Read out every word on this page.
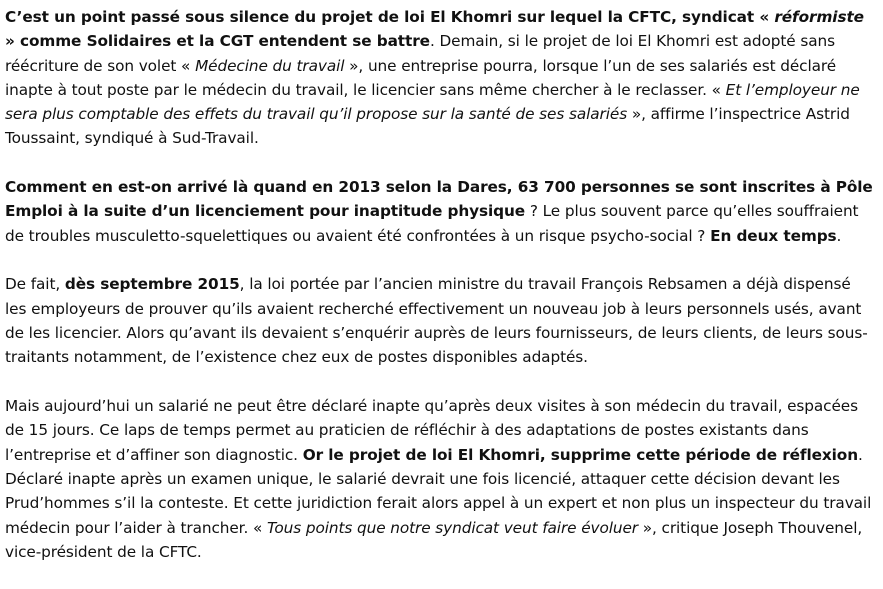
C’est un point passé sous silence du projet de loi El Khomri sur lequel la CFTC, syndicat « réformiste » comme Solidaires et la CGT entendent se battre. Demain, si le projet de loi El Khomri est adopté sans réécriture de son volet « Médecine du travail », une entreprise pourra, lorsque l’un de ses salariés est déclaré inapte à tout poste par le médecin du travail, le licencier sans même chercher à le reclasser. « Et l’employeur ne sera plus comptable des effets du travail qu’il propose sur la santé de ses salariés », affirme l’inspectrice Astrid Toussaint, syndiqué à Sud-Travail.

Comment en est-on arrivé là quand en 2013 selon la Dares, 63 700 personnes se sont inscrites à Pôle Emploi à la suite d’un licenciement pour inaptitude physique ? Le plus souvent parce qu’elles souffraient de troubles musculetto-squelettiques ou avaient été confrontées à un risque psycho-social ? En deux temps.

De fait, dès septembre 2015, la loi portée par l’ancien ministre du travail François Rebsamen a déjà dispensé les employeurs de prouver qu’ils avaient recherché effectivement un nouveau job à leurs personnels usés, avant de les licencier. Alors qu’avant ils devaient s’enquérir auprès de leurs fournisseurs, de leurs clients, de leurs sous-traitants notamment, de l’existence chez eux de postes disponibles adaptés.

Mais aujourd’hui un salarié ne peut être déclaré inapte qu’après deux visites à son médecin du travail, espacées de 15 jours. Ce laps de temps permet au praticien de réfléchir à des adaptations de postes existants dans l’entreprise et d’affiner son diagnostic. Or le projet de loi El Khomri, supprime cette période de réflexion. Déclaré inapte après un examen unique, le salarié devrait une fois licencié, attaquer cette décision devant les Prud’hommes s’il la conteste. Et cette juridiction ferait alors appel à un expert et non plus un inspecteur du travail médecin pour l’aider à trancher. « Tous points que notre syndicat veut faire évoluer », critique Joseph Thouvenel, vice-président de la CFTC.
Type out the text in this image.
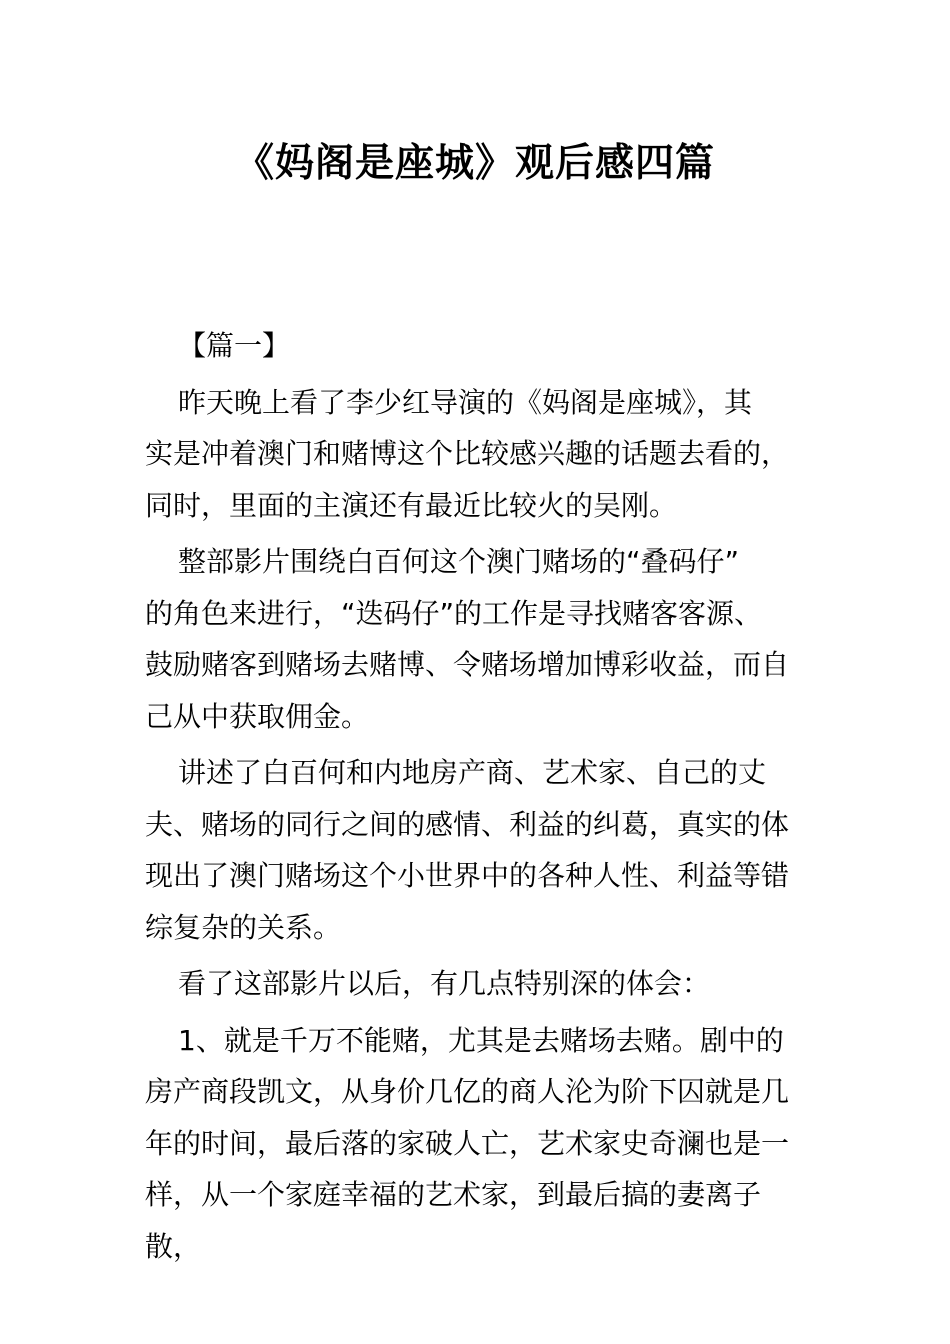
《妈阁是座城》观后感四篇
【篇一】

昨天晚上看了李少红导演的《妈阁是座城》，其
实是冲着澳门和赌博这个比较感兴趣的话题去看的，
同时，里面的主演还有最近比较火的吴刚。

整部影片围绕白百何这个澳门赌场的“叠码仔”
的角色来进行，“迭码仔”的工作是寻找赌客客源、
鼓励赌客到赌场去赌博、令赌场增加博彩收益，而自
己从中获取佣金。

讲述了白百何和内地房产商、艺术家、自己的丈
夫、赌场的同行之间的感情、利益的纠葛，真实的体
现出了澳门赌场这个小世界中的各种人性、利益等错
综复杂的关系。

看了这部影片以后，有几点特别深的体会：

1、就是千万不能赌，尤其是去赌场去赌。剧中的
房产商段凯文，从身价几亿的商人沦为阶下囚就是几
年的时间，最后落的家破人亡，艺术家史奇澜也是一
样，从一个家庭幸福的艺术家，到最后搞的妻离子散，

◆ ◆ ◆

• **TO BE DONE**
Write out the records above exactly as they appear, leaving out any pictures.

• **COMPLETED EXERCISE**
Read out every word on this page.
C’est un point passé sous silence du projet de loi El Khomri sur lequel la CFTC, syndicat « réformiste » comme Solidaires et la CGT entendent se battre. Demain, si le projet de loi El Khomri est adopté sans réécriture de son volet « Médecine du travail », une entreprise pourra, lorsque l’un de ses salariés est déclaré inapte à tout poste par le médecin du travail, le licencier sans même chercher à le reclasser. « Et l’employeur ne sera plus comptable des effets du travail qu’il propose sur la santé de ses salariés », affirme l’inspectrice Astrid Toussaint, syndiqué à Sud-Travail.

Comment en est-on arrivé là quand en 2013 selon la Dares, 63 700 personnes se sont inscrites à Pôle Emploi à la suite d’un licenciement pour inaptitude physique ? Le plus souvent parce qu’elles souffraient de troubles musculetto-squelettiques ou avaient été confrontées à un risque psycho-social ? En deux temps.

De fait, dès septembre 2015, la loi portée par l’ancien ministre du travail François Rebsamen a déjà dispensé les employeurs de prouver qu’ils avaient recherché effectivement un nouveau job à leurs personnels usés, avant de les licencier. Alors qu’avant ils devaient s’enquérir auprès de leurs fournisseurs, de leurs clients, de leurs sous-traitants notamment, de l’existence chez eux de postes disponibles adaptés.

Mais aujourd’hui un salarié ne peut être déclaré inapte qu’après deux visites à son médecin du travail, espacées de 15 jours. Ce laps de temps permet au praticien de réfléchir à des adaptations de postes existants dans l’entreprise et d’affiner son diagnostic. Or le projet de loi El Khomri, supprime cette période de réflexion. Déclaré inapte après un examen unique, le salarié devrait une fois licencié, attaquer cette décision devant les Prud’hommes s’il la conteste. Et cette juridiction ferait alors appel à un expert et non plus un inspecteur du travail médecin pour l’aider à trancher. « Tous points que notre syndicat veut faire évoluer », critique Joseph Thouvenel, vice-président de la CFTC.
Type out the text in this image.
《妈阁是座城》观后感四篇
【篇一】

昨天晚上看了李少红导演的《妈阁是座城》，其
实是冲着澳门和赌博这个比较感兴趣的话题去看的，
同时，里面的主演还有最近比较火的吴刚。

整部影片围绕白百何这个澳门赌场的“叠码仔”
的角色来进行，“迭码仔”的工作是寻找赌客客源、
鼓励赌客到赌场去赌博、令赌场增加博彩收益，而自
己从中获取佣金。

讲述了白百何和内地房产商、艺术家、自己的丈
夫、赌场的同行之间的感情、利益的纠葛，真实的体
现出了澳门赌场这个小世界中的各种人性、利益等错
综复杂的关系。

看了这部影片以后，有几点特别深的体会：

1、就是千万不能赌，尤其是去赌场去赌。剧中的
房产商段凯文，从身价几亿的商人沦为阶下囚就是几
年的时间，最后落的家破人亡，艺术家史奇澜也是一
样，从一个家庭幸福的艺术家，到最后搞的妻离子散，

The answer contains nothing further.